◆ Problem to work on ◆
Find the lines of data that contain the string "Perkembangan", then list them.

(Stored entries)
☆ ☆ ☆ ☆ ☆
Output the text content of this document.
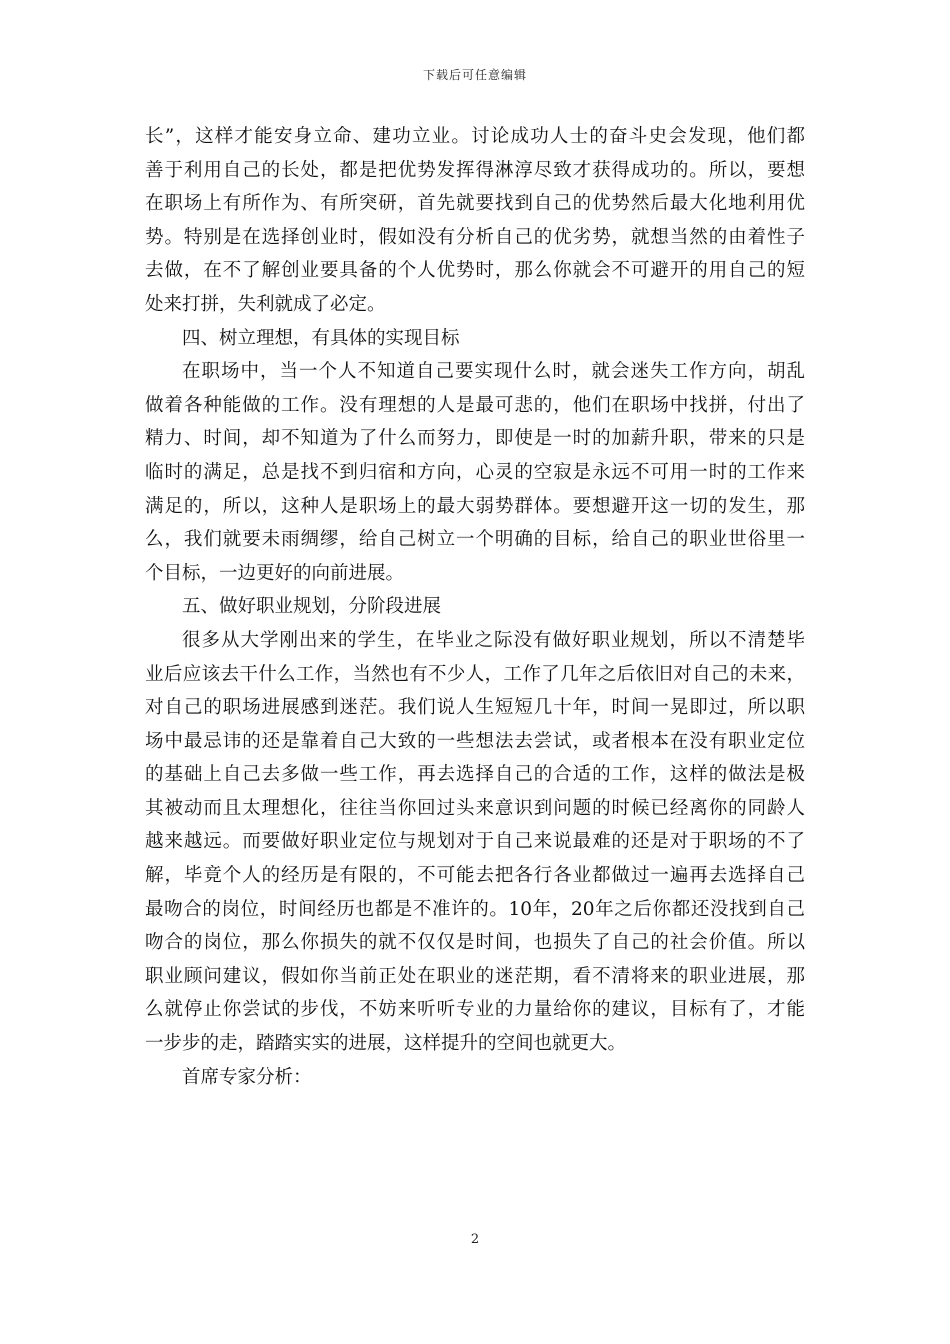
下载后可任意编辑
长”，这样才能安身立命、建功立业。讨论成功人士的奋斗史会发现，他们都
善于利用自己的长处，都是把优势发挥得淋淳尽致才获得成功的。所以，要想
在职场上有所作为、有所突研，首先就要找到自己的优势然后最大化地利用优
势。特别是在选择创业时，假如没有分析自己的优劣势，就想当然的由着性子
去做，在不了解创业要具备的个人优势时，那么你就会不可避开的用自己的短
处来打拼，失利就成了必定。
四、树立理想，有具体的实现目标
在职场中，当一个人不知道自己要实现什么时，就会迷失工作方向，胡乱
做着各种能做的工作。没有理想的人是最可悲的，他们在职场中找拼，付出了
精力、时间，却不知道为了什么而努力，即使是一时的加薪升职，带来的只是
临时的满足，总是找不到归宿和方向，心灵的空寂是永远不可用一时的工作来
满足的，所以，这种人是职场上的最大弱势群体。要想避开这一切的发生，那
么，我们就要未雨绸缪，给自己树立一个明确的目标，给自己的职业世俗里一
个目标，一边更好的向前进展。
五、做好职业规划，分阶段进展
很多从大学刚出来的学生，在毕业之际没有做好职业规划，所以不清楚毕
业后应该去干什么工作，当然也有不少人，工作了几年之后依旧对自己的未来，
对自己的职场进展感到迷茫。我们说人生短短几十年，时间一晃即过，所以职
场中最忌讳的还是靠着自己大致的一些想法去尝试，或者根本在没有职业定位
的基础上自己去多做一些工作，再去选择自己的合适的工作，这样的做法是极
其被动而且太理想化，往往当你回过头来意识到问题的时候已经离你的同龄人
越来越远。而要做好职业定位与规划对于自己来说最难的还是对于职场的不了
解，毕竟个人的经历是有限的，不可能去把各行各业都做过一遍再去选择自己
最吻合的岗位，时间经历也都是不准许的。10年，20年之后你都还没找到自己
吻合的岗位，那么你损失的就不仅仅是时间，也损失了自己的社会价值。所以
职业顾问建议，假如你当前正处在职业的迷茫期，看不清将来的职业进展，那
么就停止你尝试的步伐，不妨来听听专业的力量给你的建议，目标有了，才能
一步步的走，踏踏实实的进展，这样提升的空间也就更大。
首席专家分析：
2
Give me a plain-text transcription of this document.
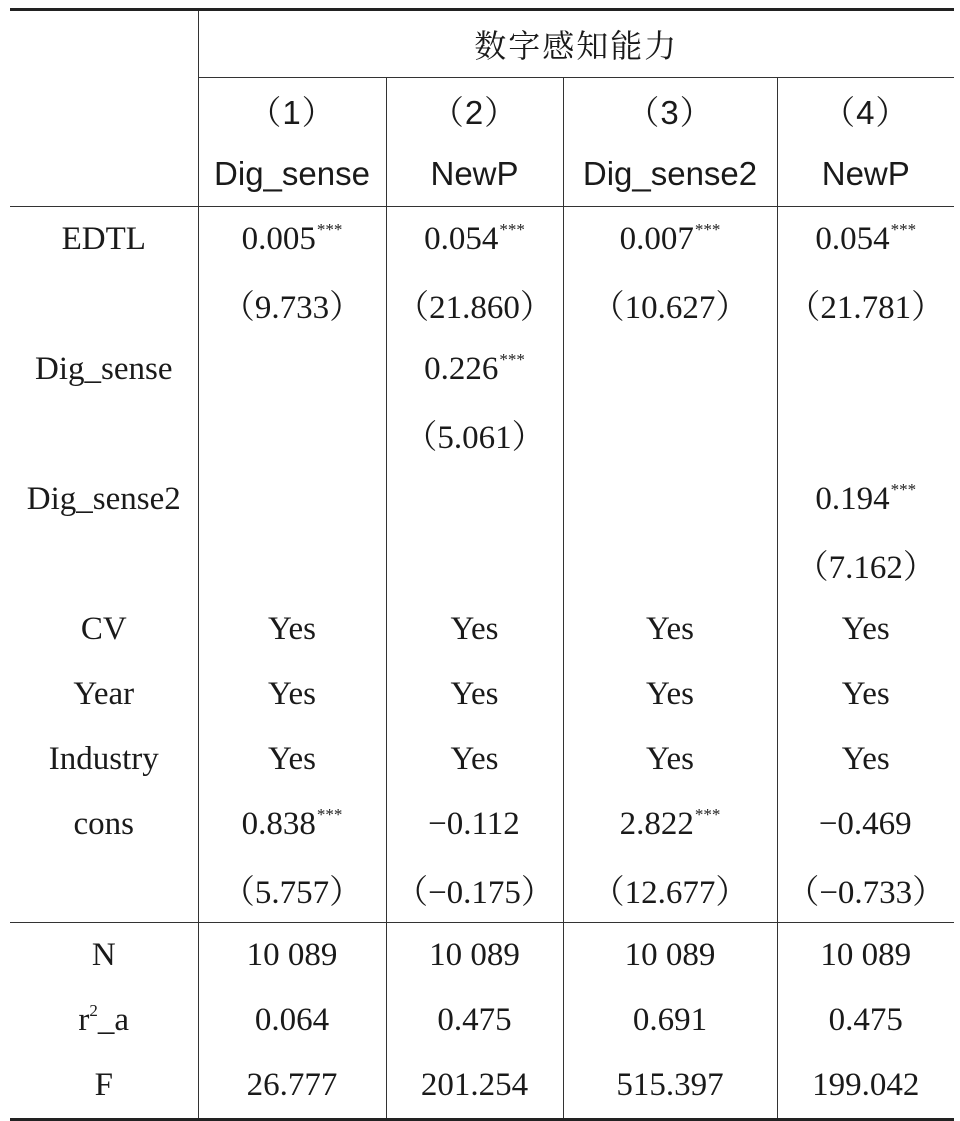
	数字感知能力			
	（1）	（2）	（3）	（4）
	Dig_sense	NewP	Dig_sense2	NewP
EDTL	0.005***	0.054***	0.007***	0.054***
	（9.733）	（21.860）	（10.627）	（21.781）
Dig_sense		0.226***		
		（5.061）		
Dig_sense2				0.194***
				（7.162）
CV	Yes	Yes	Yes	Yes
Year	Yes	Yes	Yes	Yes
Industry	Yes	Yes	Yes	Yes
cons	0.838***	−0.112	2.822***	−0.469
	（5.757）	（−0.175）	（12.677）	（−0.733）
N	10 089	10 089	10 089	10 089
$r^2\_a$	0.064	0.475	0.691	0.475
F	26.777	201.254	515.397	199.042
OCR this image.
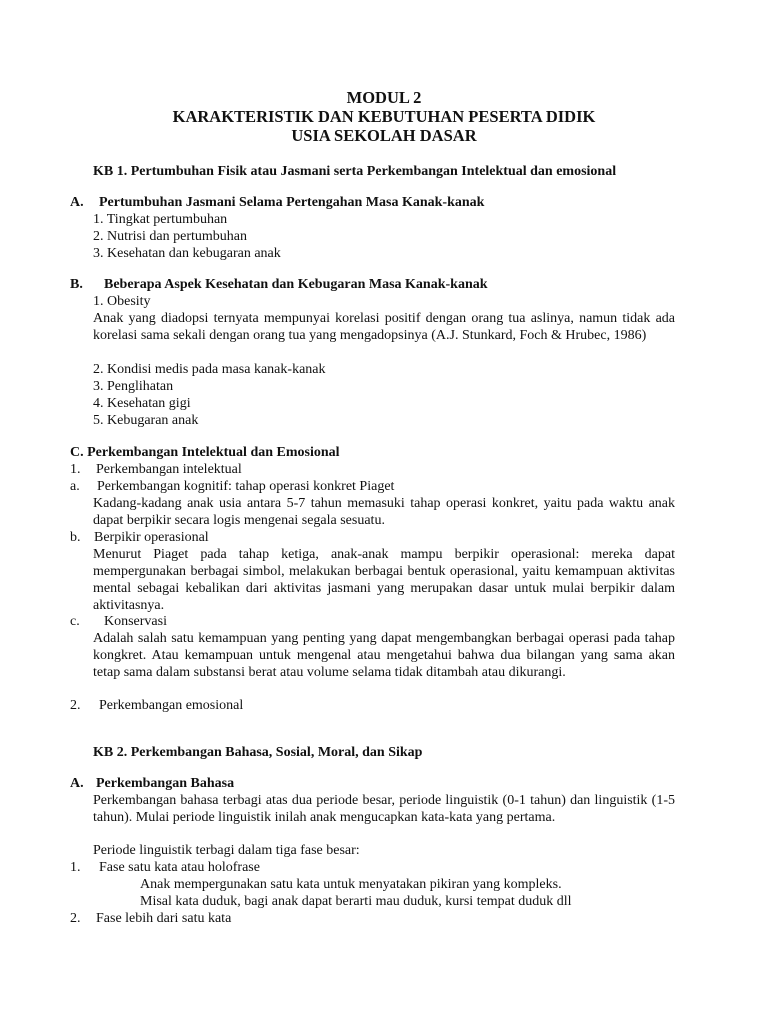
MODUL 2
KARAKTERISTIK DAN KEBUTUHAN PESERTA DIDIK
USIA SEKOLAH DASAR
KB 1. Pertumbuhan Fisik atau Jasmani serta Perkembangan Intelektual dan emosional
A. Pertumbuhan Jasmani Selama Pertengahan Masa Kanak-kanak
1. Tingkat pertumbuhan
2. Nutrisi dan pertumbuhan
3. Kesehatan dan kebugaran anak
B. Beberapa Aspek Kesehatan dan Kebugaran Masa Kanak-kanak
1. Obesity

Anak yang diadopsi ternyata mempunyai korelasi positif dengan orang tua aslinya, namun tidak ada korelasi sama sekali dengan orang tua yang mengadopsinya (A.J. Stunkard, Foch & Hrubec, 1986)

2. Kondisi medis pada masa kanak-kanak
3. Penglihatan
4. Kesehatan gigi
5. Kebugaran anak
C. Perkembangan Intelektual dan Emosional
1. Perkembangan intelektual
a. Perkembangan kognitif: tahap operasi konkret Piaget

Kadang-kadang anak usia antara 5-7 tahun memasuki tahap operasi konkret, yaitu pada waktu anak dapat berpikir secara logis mengenai segala sesuatu.

b. Berpikir operasional

Menurut Piaget pada tahap ketiga, anak-anak mampu berpikir operasional: mereka dapat mempergunakan berbagai simbol, melakukan berbagai bentuk operasional, yaitu kemampuan aktivitas mental sebagai kebalikan dari aktivitas jasmani yang merupakan dasar untuk mulai berpikir dalam aktivitasnya.

c. Konservasi

Adalah salah satu kemampuan yang penting yang dapat mengembangkan berbagai operasi pada tahap kongkret. Atau kemampuan untuk mengenal atau mengetahui bahwa dua bilangan yang sama akan tetap sama dalam substansi berat atau volume selama tidak ditambah atau dikurangi.

2. Perkembangan emosional
KB 2. Perkembangan Bahasa, Sosial, Moral, dan Sikap
A. Perkembangan Bahasa

Perkembangan bahasa terbagi atas dua periode besar, periode linguistik (0-1 tahun) dan linguistik (1-5 tahun). Mulai periode linguistik inilah anak mengucapkan kata-kata yang pertama.

Periode linguistik terbagi dalam tiga fase besar:
1. Fase satu kata atau holofrase
Anak mempergunakan satu kata untuk menyatakan pikiran yang kompleks.
Misal kata duduk, bagi anak dapat berarti mau duduk, kursi tempat duduk dll
2. Fase lebih dari satu kata
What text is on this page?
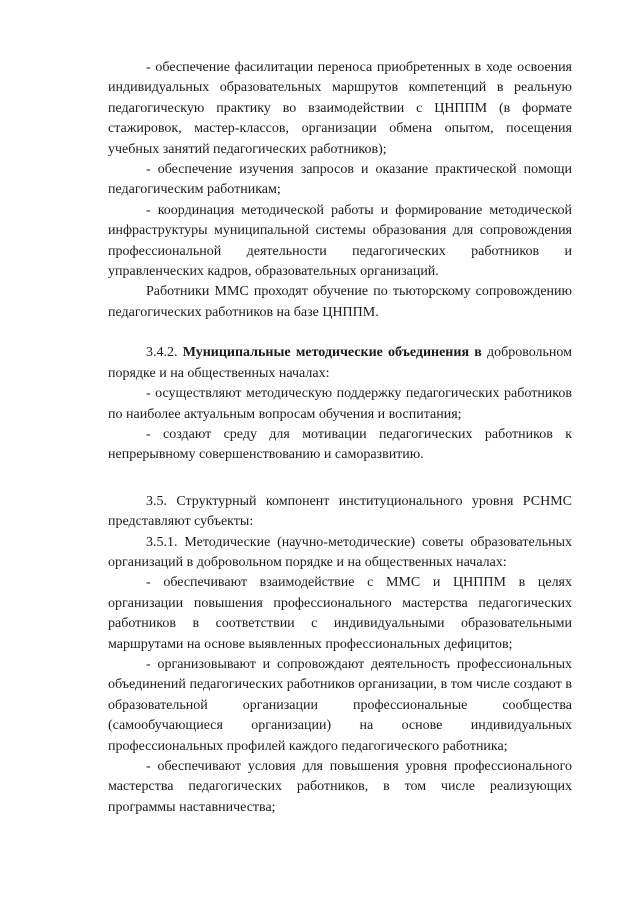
- обеспечение фасилитации переноса приобретенных в ходе освоения индивидуальных образовательных маршрутов компетенций в реальную педагогическую практику во взаимодействии с ЦНППМ (в формате стажировок, мастер-классов, организации обмена опытом, посещения учебных занятий педагогических работников);

- обеспечение изучения запросов и оказание практической помощи педагогическим работникам;

- координация методической работы и формирование методической инфраструктуры муниципальной системы образования для сопровождения профессиональной деятельности педагогических работников и управленческих кадров, образовательных организаций.

Работники ММС проходят обучение по тьюторскому сопровождению педагогических работников на базе ЦНППМ.

3.4.2. Муниципальные методические объединения в добровольном порядке и на общественных началах:

- осуществляют методическую поддержку педагогических работников по наиболее актуальным вопросам обучения и воспитания;

- создают среду для мотивации педагогических работников к непрерывному совершенствованию и саморазвитию.

3.5. Структурный компонент институционального уровня РСНМС представляют субъекты:

3.5.1. Методические (научно-методические) советы образовательных организаций в добровольном порядке и на общественных началах:

- обеспечивают взаимодействие с ММС и ЦНППМ в целях организации повышения профессионального мастерства педагогических работников в соответствии с индивидуальными образовательными маршрутами на основе выявленных профессиональных дефицитов;

- организовывают и сопровождают деятельность профессиональных объединений педагогических работников организации, в том числе создают в образовательной организации профессиональные сообщества (самообучающиеся организации) на основе индивидуальных профессиональных профилей каждого педагогического работника;

- обеспечивают условия для повышения уровня профессионального мастерства педагогических работников, в том числе реализующих программы наставничества;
☆ ☆ ☆ ☆ ☆
◆ Task output ◆
KB 1. Pertumbuhan Fisik atau Jasmani serta Perkembangan Intelektual dan emosional
C. Perkembangan Intelektual dan Emosional
1. Perkembangan intelektual
a. Perkembangan kognitif: tahap operasi konkret Piaget
2. Perkembangan emosional
KB 2. Perkembangan Bahasa, Sosial, Moral, dan Sikap
A. Perkembangan Bahasa
Perkembangan bahasa terbagi atas dua periode besar, periode linguistik (0-1 tahun) dan linguistik (1-5 tahun). Mulai periode linguistik inilah anak mengucapkan kata-kata yang pertama.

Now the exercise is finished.